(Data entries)
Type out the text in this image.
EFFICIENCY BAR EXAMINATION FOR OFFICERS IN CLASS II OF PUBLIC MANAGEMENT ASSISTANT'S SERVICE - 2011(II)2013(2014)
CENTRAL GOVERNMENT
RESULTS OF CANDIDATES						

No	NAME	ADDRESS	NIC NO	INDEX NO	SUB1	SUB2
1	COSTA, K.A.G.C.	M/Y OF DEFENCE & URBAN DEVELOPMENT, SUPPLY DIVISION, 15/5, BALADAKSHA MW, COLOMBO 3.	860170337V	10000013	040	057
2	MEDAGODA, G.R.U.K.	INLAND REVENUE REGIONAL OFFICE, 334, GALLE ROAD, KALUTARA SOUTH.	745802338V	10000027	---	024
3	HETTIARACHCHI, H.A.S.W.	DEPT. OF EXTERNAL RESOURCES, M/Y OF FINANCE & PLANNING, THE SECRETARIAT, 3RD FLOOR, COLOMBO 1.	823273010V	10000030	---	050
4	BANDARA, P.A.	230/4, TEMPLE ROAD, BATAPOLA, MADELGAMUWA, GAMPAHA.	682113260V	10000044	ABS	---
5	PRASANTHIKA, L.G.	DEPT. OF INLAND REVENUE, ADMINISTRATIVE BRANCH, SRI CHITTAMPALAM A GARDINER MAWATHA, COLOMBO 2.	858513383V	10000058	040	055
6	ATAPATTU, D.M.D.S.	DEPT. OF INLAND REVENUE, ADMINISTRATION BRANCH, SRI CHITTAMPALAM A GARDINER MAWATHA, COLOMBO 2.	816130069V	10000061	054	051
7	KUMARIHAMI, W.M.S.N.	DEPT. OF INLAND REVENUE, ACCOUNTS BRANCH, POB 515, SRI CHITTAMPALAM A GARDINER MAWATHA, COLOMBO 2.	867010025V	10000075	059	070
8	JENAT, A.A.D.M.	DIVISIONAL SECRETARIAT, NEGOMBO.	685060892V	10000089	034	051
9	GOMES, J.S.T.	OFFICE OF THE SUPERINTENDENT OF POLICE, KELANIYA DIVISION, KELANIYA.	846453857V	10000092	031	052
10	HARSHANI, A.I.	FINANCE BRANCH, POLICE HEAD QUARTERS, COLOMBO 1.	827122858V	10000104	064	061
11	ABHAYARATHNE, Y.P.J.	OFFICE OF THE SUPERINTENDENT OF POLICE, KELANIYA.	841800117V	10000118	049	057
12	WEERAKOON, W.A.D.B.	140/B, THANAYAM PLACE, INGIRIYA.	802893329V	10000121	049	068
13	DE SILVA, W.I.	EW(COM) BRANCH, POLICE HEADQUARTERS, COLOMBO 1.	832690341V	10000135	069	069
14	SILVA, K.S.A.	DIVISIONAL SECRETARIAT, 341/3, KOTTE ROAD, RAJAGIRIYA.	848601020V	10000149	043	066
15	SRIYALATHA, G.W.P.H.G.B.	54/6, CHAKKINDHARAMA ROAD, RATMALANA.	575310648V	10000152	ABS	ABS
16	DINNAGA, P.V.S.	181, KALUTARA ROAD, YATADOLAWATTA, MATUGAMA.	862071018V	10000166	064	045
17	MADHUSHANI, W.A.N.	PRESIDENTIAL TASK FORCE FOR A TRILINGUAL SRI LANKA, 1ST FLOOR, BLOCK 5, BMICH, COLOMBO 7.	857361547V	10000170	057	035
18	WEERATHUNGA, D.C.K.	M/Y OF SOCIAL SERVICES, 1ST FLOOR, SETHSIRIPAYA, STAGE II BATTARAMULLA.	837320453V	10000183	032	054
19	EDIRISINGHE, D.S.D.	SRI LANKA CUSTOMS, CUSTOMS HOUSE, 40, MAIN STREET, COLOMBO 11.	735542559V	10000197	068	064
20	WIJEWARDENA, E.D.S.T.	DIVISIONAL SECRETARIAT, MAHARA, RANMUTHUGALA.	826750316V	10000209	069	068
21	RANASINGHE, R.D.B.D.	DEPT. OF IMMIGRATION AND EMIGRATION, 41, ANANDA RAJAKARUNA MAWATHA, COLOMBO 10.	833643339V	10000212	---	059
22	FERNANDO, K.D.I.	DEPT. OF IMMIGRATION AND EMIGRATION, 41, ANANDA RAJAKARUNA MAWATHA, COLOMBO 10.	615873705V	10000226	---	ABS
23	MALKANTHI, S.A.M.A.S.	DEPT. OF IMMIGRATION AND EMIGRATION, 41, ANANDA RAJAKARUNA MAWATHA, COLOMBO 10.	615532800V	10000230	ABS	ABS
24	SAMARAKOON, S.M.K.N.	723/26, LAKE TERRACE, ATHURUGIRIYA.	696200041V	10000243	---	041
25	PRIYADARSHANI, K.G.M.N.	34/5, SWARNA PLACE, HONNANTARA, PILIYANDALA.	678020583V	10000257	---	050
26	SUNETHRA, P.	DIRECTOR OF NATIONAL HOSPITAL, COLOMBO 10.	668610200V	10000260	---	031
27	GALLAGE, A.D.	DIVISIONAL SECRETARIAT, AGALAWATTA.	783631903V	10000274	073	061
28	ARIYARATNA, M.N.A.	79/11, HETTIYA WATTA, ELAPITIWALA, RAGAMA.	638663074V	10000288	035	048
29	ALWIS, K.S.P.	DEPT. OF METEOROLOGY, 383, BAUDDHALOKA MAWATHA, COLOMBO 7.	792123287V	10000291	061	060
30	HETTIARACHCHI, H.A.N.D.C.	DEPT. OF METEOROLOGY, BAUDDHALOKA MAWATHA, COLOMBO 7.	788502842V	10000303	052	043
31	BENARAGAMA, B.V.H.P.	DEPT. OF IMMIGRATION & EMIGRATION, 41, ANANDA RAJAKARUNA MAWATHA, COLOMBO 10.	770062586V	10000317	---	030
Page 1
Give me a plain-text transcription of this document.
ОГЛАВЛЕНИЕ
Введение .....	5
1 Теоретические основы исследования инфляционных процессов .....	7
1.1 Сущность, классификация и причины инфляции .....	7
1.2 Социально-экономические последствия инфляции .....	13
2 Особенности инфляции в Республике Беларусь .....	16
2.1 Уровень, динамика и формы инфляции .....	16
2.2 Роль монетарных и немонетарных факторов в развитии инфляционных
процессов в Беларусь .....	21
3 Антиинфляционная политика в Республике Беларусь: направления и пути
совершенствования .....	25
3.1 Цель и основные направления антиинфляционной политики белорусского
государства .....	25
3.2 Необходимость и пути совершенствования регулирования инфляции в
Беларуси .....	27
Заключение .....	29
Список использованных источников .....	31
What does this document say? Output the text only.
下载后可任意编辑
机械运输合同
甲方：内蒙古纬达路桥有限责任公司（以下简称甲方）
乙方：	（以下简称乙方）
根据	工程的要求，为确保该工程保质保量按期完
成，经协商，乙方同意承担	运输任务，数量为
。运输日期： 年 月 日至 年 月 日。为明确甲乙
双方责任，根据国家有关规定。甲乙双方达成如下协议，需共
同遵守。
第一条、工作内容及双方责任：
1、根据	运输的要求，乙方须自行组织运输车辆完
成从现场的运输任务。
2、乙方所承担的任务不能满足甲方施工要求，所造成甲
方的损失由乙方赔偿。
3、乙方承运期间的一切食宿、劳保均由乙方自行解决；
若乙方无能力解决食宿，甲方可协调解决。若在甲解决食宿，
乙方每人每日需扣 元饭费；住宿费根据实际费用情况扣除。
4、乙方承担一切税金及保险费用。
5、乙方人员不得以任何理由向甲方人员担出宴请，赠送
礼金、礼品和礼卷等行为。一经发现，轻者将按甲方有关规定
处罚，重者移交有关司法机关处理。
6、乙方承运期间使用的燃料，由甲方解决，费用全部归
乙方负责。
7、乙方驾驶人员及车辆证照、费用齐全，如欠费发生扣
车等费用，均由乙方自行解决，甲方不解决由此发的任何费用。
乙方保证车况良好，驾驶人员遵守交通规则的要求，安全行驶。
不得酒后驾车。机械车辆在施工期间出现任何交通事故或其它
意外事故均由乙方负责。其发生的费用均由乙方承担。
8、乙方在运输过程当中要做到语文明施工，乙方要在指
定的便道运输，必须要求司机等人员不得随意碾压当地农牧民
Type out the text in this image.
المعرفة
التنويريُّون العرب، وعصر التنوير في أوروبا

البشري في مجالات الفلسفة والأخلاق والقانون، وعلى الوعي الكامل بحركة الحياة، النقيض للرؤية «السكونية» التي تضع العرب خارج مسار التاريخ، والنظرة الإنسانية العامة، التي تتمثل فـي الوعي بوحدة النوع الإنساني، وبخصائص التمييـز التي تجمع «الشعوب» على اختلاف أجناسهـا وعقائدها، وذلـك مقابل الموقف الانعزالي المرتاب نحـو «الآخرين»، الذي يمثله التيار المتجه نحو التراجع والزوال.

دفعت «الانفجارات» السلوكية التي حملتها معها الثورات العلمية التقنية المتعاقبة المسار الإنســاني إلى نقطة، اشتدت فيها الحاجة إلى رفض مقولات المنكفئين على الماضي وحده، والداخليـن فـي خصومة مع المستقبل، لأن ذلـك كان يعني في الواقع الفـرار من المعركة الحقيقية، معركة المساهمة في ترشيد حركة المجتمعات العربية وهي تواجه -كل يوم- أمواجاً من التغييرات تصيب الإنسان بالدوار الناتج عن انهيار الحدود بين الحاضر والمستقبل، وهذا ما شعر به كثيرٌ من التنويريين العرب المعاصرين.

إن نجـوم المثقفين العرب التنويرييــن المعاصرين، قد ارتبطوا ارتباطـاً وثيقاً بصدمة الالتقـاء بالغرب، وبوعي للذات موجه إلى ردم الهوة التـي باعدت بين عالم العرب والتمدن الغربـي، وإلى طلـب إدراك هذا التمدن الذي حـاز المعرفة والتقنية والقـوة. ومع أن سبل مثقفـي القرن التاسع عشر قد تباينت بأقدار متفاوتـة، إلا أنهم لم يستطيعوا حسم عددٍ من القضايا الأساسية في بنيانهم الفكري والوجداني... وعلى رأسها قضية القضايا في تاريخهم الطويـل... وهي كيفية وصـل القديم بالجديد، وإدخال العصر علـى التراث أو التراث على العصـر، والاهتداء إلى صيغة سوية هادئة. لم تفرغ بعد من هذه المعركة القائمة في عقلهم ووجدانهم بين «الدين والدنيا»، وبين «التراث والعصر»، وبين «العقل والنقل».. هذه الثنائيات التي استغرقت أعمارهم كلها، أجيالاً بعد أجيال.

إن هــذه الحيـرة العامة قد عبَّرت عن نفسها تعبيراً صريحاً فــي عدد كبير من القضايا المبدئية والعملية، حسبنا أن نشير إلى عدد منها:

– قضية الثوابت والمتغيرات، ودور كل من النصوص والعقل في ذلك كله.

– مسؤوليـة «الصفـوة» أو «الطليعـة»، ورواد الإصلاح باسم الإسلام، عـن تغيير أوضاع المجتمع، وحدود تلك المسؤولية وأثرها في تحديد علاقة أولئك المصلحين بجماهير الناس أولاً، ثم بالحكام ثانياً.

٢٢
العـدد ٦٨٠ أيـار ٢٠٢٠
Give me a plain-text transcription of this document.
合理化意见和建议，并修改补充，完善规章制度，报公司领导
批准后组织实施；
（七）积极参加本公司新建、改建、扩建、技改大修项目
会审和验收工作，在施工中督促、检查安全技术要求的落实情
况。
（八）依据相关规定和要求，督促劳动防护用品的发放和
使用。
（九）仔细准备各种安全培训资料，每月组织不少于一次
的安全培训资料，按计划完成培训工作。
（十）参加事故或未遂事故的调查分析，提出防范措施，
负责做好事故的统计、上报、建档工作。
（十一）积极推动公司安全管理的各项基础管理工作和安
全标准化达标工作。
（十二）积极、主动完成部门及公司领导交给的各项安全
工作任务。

* Direction
Show every line in the records above that contains the word "قضية".

* Task result
إن نجـوم المثقفين العرب التنويرييــن المعاصرين، قد ارتبطوا ارتباطـاً وثيقاً بصدمة الالتقـاء بالغرب، وبوعي للذات موجه إلى ردم الهوة التـي باعدت بين عالم العرب والتمدن الغربـي، وإلى طلـب إدراك هذا التمدن الذي حـاز المعرفة والتقنية والقـوة. ومع أن سبل مثقفـي القرن التاسع عشر قد تباينت بأقدار متفاوتـة، إلا أنهم لم يستطيعوا حسم عددٍ من القضايا الأساسية في بنيانهم الفكري والوجداني... وعلى رأسها قضية القضايا في تاريخهم الطويـل... وهي كيفية وصـل القديم بالجديد، وإدخال العصر علـى التراث أو التراث على العصـر، والاهتداء إلى صيغة سوية هادئة. لم تفرغ بعد من هذه المعركة القائمة في عقلهم ووجدانهم بين «الدين والدنيا»، وبين «التراث والعصر»، وبين «العقل والنقل».. هذه الثنائيات التي استغرقت أعمارهم كلها، أجيالاً بعد أجيال.
– قضية الثوابت والمتغيرات، ودور كل من النصوص والعقل في ذلك كله.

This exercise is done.